§ Directions for this task
Filter the entries below, keeping every line that has the word "dining".

§ Supplied records
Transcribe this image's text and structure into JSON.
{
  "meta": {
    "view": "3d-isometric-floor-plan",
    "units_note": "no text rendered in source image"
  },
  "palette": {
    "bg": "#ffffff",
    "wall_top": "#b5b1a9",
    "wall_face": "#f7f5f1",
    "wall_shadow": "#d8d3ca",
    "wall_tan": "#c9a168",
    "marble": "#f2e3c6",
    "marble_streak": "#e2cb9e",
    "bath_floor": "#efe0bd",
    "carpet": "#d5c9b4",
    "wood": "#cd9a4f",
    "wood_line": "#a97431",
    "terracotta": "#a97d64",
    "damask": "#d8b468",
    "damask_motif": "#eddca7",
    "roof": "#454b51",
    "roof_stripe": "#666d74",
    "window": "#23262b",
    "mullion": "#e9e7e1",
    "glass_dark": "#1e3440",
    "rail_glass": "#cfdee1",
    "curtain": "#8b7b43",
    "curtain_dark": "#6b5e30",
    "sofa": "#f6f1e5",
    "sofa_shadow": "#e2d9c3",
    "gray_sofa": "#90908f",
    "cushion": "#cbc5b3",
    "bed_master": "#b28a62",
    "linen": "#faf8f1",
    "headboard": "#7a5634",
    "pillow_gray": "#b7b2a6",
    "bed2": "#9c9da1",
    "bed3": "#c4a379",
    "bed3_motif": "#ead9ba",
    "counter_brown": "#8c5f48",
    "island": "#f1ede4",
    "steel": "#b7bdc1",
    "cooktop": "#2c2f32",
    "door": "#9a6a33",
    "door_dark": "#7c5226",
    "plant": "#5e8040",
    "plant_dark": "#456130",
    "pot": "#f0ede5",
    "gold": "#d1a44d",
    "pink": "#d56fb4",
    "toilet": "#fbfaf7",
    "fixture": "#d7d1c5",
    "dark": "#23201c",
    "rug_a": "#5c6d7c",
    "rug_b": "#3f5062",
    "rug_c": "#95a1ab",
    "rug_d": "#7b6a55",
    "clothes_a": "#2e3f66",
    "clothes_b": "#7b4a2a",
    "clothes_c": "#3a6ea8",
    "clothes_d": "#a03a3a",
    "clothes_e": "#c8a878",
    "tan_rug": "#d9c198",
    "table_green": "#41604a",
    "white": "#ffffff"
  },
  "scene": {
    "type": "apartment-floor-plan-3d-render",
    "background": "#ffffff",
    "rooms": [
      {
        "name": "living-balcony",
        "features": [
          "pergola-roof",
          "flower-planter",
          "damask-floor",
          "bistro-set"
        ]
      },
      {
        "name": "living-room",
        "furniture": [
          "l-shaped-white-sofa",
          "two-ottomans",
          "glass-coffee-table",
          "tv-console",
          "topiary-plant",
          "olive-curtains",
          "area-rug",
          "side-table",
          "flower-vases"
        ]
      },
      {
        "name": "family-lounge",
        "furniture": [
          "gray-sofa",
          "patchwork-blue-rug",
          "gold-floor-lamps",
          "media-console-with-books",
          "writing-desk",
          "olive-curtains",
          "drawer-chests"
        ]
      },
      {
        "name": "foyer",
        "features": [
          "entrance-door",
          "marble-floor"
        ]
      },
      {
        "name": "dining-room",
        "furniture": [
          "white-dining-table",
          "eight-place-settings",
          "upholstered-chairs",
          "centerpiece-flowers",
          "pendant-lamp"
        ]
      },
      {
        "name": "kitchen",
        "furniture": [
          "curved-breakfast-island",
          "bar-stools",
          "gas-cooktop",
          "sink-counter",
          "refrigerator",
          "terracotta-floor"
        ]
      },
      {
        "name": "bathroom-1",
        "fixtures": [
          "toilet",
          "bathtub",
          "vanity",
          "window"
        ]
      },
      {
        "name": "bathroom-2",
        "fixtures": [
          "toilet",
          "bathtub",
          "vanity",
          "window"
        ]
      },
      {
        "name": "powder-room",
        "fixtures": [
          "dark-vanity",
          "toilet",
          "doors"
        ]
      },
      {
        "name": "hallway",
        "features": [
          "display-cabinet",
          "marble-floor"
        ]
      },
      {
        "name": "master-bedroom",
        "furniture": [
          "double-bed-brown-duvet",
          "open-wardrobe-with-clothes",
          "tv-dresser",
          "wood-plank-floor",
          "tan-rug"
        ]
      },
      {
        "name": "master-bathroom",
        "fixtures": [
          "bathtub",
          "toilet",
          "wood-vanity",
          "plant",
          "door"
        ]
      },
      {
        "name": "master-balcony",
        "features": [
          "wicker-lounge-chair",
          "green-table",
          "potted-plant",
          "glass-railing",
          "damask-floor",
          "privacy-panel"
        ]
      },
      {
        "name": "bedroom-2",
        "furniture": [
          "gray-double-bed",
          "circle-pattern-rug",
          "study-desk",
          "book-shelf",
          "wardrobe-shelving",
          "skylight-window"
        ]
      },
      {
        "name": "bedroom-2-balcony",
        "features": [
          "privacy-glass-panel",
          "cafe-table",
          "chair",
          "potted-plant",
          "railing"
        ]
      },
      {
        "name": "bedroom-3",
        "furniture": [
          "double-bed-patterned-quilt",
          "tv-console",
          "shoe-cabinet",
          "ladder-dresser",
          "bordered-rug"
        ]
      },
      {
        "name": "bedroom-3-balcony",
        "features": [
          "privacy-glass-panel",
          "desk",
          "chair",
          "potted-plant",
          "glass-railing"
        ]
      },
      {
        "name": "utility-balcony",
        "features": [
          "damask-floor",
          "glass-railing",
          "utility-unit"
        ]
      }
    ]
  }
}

§ Result of this exercise
        "name": "dining-room",
          "white-dining-table",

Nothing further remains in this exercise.